GOAL OF THE EXERCISE | Transcribe all of the data exactly. Omit the pictures.

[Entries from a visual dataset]
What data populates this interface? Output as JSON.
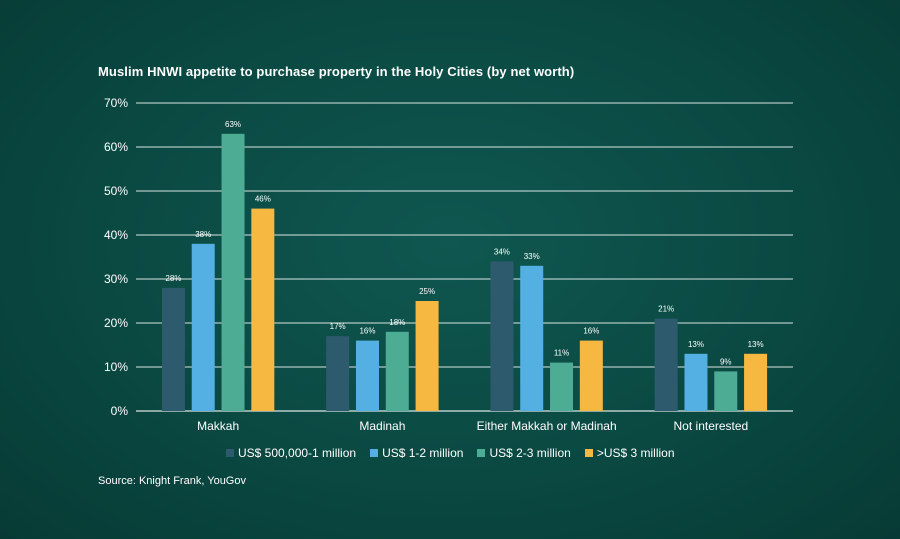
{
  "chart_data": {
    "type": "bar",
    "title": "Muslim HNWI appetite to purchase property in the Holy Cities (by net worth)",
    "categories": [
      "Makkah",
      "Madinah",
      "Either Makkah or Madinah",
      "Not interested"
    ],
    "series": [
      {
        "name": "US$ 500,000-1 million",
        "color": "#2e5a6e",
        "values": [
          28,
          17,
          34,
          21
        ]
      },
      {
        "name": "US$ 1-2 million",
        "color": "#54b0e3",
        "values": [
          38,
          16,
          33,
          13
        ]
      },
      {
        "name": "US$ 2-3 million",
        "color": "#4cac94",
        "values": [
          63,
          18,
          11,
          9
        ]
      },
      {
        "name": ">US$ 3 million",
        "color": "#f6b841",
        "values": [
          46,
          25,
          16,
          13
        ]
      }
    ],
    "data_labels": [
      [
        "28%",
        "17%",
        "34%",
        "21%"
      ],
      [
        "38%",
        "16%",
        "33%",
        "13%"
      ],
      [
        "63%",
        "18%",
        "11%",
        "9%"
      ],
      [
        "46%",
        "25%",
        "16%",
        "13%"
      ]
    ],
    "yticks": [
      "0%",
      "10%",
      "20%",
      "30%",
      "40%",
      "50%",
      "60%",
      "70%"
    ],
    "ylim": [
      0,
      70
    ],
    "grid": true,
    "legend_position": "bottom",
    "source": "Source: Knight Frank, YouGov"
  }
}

TASK SOLUTION |
What data populates this interface? Output as JSON.
{
  "chart_data": {
    "type": "bar",
    "title": "Muslim HNWI appetite to purchase property in the Holy Cities (by net worth)",
    "categories": [
      "Makkah",
      "Madinah",
      "Either Makkah or Madinah",
      "Not interested"
    ],
    "series": [
      {
        "name": "US$ 500,000-1 million",
        "color": "#2e5a6e",
        "values": [
          28,
          17,
          34,
          21
        ]
      },
      {
        "name": "US$ 1-2 million",
        "color": "#54b0e3",
        "values": [
          38,
          16,
          33,
          13
        ]
      },
      {
        "name": "US$ 2-3 million",
        "color": "#4cac94",
        "values": [
          63,
          18,
          11,
          9
        ]
      },
      {
        "name": ">US$ 3 million",
        "color": "#f6b841",
        "values": [
          46,
          25,
          16,
          13
        ]
      }
    ],
    "data_labels": [
      [
        "28%",
        "17%",
        "34%",
        "21%"
      ],
      [
        "38%",
        "16%",
        "33%",
        "13%"
      ],
      [
        "63%",
        "18%",
        "11%",
        "9%"
      ],
      [
        "46%",
        "25%",
        "16%",
        "13%"
      ]
    ],
    "yticks": [
      "0%",
      "10%",
      "20%",
      "30%",
      "40%",
      "50%",
      "60%",
      "70%"
    ],
    "ylim": [
      0,
      70
    ],
    "grid": true,
    "legend_position": "bottom",
    "source": "Source: Knight Frank, YouGov"
  }
}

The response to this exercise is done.